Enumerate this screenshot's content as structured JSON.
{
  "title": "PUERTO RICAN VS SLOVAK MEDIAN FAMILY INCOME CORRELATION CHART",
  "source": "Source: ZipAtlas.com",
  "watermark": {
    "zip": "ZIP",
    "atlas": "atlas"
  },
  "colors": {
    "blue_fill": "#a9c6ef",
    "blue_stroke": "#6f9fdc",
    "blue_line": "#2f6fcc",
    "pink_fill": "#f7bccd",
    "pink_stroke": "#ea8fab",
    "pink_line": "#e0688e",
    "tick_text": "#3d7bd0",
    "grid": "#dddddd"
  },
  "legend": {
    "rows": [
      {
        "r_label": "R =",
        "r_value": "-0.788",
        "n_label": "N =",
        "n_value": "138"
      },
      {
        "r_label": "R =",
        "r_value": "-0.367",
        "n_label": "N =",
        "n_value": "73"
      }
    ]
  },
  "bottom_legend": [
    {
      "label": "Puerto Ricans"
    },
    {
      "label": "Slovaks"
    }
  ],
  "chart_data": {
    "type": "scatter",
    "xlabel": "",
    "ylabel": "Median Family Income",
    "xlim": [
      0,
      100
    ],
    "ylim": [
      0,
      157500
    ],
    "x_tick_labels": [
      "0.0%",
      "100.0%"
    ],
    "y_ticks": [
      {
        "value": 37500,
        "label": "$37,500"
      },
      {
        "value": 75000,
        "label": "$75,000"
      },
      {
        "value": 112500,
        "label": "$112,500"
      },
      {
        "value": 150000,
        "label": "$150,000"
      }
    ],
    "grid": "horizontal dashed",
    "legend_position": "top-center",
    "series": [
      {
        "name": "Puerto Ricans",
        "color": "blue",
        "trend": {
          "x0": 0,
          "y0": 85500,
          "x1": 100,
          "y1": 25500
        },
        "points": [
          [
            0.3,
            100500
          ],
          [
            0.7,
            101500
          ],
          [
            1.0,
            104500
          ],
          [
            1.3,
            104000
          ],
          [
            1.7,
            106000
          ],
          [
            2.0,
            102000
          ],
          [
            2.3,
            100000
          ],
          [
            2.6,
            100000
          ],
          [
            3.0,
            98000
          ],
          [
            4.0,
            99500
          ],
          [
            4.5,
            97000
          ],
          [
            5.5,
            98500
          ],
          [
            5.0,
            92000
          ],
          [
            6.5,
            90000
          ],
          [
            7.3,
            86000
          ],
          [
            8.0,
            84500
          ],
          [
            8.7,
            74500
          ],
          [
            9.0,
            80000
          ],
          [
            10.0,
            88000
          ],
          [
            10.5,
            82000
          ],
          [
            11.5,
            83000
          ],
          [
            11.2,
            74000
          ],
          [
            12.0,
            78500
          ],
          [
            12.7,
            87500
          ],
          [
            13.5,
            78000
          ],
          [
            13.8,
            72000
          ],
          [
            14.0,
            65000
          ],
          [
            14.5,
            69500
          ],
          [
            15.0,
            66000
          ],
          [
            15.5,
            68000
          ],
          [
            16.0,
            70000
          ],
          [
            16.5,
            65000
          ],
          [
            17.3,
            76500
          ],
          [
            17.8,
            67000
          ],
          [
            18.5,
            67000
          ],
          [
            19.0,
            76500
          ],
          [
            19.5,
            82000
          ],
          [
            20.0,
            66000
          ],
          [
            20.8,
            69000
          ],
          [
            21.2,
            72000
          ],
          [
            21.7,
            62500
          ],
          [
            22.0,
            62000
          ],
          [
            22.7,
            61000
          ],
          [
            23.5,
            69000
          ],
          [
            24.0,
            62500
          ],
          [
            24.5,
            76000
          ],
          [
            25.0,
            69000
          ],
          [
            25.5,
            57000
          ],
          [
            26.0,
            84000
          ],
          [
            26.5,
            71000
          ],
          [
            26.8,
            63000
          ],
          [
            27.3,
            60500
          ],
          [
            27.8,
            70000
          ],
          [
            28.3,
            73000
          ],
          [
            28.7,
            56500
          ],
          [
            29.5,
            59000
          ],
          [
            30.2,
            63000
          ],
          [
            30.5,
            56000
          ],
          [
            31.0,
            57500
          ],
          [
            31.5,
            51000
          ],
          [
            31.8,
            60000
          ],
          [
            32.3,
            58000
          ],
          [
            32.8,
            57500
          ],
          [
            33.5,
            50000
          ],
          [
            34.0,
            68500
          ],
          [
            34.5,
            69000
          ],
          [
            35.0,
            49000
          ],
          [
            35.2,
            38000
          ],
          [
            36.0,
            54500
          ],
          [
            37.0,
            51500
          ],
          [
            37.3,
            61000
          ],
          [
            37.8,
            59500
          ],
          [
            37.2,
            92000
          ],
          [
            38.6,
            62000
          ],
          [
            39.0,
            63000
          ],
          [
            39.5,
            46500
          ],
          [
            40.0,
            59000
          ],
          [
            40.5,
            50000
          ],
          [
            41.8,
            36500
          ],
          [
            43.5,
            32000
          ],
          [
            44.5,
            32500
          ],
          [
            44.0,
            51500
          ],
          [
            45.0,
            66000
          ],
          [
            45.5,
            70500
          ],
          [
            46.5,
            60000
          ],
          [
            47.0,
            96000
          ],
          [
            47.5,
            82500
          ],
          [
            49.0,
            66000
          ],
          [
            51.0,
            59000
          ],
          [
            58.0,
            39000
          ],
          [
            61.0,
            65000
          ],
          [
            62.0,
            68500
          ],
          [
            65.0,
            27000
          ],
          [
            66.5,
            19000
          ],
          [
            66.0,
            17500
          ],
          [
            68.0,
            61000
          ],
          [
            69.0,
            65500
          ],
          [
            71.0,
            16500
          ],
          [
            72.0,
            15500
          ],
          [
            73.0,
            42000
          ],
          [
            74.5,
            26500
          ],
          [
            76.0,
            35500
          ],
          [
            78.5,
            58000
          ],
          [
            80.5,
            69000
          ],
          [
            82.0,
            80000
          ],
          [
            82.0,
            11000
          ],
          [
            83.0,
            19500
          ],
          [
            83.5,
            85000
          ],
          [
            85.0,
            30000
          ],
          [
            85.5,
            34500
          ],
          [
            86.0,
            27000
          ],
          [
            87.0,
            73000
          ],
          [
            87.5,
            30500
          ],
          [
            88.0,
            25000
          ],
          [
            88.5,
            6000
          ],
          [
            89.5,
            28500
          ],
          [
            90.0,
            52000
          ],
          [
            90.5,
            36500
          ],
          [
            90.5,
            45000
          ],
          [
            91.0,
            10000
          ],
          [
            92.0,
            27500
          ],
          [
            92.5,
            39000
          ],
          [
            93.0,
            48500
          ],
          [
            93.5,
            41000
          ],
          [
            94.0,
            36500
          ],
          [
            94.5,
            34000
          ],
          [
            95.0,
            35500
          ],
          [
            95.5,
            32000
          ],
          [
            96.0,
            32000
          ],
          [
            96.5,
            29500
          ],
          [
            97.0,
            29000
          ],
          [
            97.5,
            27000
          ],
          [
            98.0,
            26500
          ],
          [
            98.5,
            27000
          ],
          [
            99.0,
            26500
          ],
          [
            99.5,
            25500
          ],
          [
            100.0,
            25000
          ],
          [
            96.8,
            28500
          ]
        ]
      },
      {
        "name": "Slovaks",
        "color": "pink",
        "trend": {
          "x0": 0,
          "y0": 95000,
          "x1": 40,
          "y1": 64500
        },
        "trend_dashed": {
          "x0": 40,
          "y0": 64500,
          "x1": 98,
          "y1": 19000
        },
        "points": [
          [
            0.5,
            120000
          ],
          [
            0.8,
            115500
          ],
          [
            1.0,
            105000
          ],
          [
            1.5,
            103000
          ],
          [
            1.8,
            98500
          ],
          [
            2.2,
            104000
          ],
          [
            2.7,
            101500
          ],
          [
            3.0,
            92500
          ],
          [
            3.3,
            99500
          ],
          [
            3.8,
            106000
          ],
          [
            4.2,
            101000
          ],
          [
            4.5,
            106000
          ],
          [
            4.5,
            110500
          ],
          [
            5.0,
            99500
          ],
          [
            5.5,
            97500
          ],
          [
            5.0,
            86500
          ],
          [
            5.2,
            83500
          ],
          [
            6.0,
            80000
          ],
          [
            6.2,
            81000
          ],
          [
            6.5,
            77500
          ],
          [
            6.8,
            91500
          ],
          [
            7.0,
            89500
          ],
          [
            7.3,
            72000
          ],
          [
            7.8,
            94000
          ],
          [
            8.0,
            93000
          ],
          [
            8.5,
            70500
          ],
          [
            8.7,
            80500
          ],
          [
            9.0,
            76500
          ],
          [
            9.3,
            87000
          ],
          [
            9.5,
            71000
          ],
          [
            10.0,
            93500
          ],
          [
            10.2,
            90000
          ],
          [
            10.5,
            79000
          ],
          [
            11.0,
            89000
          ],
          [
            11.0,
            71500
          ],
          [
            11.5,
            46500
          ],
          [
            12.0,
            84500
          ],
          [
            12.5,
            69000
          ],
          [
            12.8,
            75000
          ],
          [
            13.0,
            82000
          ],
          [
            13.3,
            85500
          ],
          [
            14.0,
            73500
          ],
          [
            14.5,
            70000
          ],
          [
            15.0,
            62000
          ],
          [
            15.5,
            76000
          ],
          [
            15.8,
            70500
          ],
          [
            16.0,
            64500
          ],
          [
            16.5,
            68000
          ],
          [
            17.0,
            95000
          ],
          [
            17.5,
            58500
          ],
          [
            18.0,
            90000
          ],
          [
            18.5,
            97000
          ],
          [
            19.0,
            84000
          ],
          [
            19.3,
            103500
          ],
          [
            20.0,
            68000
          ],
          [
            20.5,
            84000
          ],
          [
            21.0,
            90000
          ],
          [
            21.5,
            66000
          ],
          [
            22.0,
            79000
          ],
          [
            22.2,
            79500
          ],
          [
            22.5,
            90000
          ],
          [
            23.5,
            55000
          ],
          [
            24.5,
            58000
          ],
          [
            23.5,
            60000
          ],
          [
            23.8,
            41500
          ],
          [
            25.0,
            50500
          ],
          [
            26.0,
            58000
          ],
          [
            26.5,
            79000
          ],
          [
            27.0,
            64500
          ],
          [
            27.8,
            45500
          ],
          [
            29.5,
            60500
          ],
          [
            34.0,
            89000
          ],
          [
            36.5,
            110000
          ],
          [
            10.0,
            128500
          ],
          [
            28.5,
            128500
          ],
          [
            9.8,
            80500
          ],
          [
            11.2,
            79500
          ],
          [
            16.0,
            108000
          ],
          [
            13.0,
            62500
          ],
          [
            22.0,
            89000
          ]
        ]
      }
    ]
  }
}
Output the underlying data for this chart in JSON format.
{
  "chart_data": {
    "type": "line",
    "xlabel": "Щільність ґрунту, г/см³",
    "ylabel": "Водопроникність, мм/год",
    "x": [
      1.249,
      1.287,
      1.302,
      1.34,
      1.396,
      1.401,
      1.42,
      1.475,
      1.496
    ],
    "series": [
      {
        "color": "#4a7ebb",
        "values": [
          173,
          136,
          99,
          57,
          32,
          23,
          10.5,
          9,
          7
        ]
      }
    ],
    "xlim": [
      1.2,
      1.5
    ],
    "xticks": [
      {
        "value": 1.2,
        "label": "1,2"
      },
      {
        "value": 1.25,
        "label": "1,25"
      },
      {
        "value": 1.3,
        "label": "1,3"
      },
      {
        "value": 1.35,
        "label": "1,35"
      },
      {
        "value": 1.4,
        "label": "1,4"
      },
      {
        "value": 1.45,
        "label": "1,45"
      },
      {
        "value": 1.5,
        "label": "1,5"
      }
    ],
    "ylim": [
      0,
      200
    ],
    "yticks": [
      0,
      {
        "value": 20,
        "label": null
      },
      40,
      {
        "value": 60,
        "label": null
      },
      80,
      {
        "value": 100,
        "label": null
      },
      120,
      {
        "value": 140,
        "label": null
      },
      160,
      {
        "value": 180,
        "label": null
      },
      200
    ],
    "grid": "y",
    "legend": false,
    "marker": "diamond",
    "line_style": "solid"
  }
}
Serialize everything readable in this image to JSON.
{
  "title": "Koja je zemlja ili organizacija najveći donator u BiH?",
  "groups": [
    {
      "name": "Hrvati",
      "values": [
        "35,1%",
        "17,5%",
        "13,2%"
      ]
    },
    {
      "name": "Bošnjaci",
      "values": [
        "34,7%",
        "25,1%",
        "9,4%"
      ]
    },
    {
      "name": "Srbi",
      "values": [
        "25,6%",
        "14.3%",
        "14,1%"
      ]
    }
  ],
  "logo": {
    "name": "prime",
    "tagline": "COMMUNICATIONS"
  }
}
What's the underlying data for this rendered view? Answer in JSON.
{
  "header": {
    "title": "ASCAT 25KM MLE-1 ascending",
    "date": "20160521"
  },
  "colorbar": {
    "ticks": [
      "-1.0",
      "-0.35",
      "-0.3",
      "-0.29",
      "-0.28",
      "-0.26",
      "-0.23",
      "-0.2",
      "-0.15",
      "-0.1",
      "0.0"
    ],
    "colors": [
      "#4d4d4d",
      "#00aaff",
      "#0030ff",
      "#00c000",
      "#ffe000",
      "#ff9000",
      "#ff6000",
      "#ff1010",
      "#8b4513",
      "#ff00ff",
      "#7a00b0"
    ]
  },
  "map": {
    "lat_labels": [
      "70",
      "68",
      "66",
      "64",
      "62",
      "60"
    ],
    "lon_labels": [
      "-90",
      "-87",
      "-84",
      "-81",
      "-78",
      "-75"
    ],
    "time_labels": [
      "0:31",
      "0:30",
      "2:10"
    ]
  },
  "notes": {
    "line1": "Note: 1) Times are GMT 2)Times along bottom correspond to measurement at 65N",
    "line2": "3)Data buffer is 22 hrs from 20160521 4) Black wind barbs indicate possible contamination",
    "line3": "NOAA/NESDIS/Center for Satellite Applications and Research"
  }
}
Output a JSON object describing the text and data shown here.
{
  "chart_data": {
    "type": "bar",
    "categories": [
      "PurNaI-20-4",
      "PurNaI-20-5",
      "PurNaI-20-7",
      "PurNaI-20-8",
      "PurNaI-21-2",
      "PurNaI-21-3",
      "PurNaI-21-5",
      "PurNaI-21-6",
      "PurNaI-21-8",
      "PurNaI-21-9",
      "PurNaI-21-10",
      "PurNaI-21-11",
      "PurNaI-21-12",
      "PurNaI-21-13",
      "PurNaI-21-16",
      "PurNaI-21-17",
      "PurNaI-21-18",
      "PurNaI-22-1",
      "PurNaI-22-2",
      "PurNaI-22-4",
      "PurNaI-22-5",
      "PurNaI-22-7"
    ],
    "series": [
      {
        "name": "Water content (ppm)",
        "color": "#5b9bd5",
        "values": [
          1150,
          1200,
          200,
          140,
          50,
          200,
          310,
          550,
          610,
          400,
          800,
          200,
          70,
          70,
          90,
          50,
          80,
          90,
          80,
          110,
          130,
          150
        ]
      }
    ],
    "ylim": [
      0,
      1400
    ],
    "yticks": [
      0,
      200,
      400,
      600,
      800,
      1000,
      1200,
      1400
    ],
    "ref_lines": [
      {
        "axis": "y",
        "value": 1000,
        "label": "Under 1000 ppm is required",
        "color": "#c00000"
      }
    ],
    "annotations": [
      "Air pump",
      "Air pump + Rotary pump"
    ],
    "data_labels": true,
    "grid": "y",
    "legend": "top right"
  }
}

────────────────

= Work required =
Extract, exactly, the lines above that begin at the line containing "Output a JSON" and end at the final line of the records; add no other text.

= Finished task =
Output a JSON object describing the text and data shown here.
{
  "chart_data": {
    "type": "bar",
    "categories": [
      "PurNaI-20-4",
      "PurNaI-20-5",
      "PurNaI-20-7",
      "PurNaI-20-8",
      "PurNaI-21-2",
      "PurNaI-21-3",
      "PurNaI-21-5",
      "PurNaI-21-6",
      "PurNaI-21-8",
      "PurNaI-21-9",
      "PurNaI-21-10",
      "PurNaI-21-11",
      "PurNaI-21-12",
      "PurNaI-21-13",
      "PurNaI-21-16",
      "PurNaI-21-17",
      "PurNaI-21-18",
      "PurNaI-22-1",
      "PurNaI-22-2",
      "PurNaI-22-4",
      "PurNaI-22-5",
      "PurNaI-22-7"
    ],
    "series": [
      {
        "name": "Water content (ppm)",
        "color": "#5b9bd5",
        "values": [
          1150,
          1200,
          200,
          140,
          50,
          200,
          310,
          550,
          610,
          400,
          800,
          200,
          70,
          70,
          90,
          50,
          80,
          90,
          80,
          110,
          130,
          150
        ]
      }
    ],
    "ylim": [
      0,
      1400
    ],
    "yticks": [
      0,
      200,
      400,
      600,
      800,
      1000,
      1200,
      1400
    ],
    "ref_lines": [
      {
        "axis": "y",
        "value": 1000,
        "label": "Under 1000 ppm is required",
        "color": "#c00000"
      }
    ],
    "annotations": [
      "Air pump",
      "Air pump + Rotary pump"
    ],
    "data_labels": true,
    "grid": "y",
    "legend": "top right"
  }
}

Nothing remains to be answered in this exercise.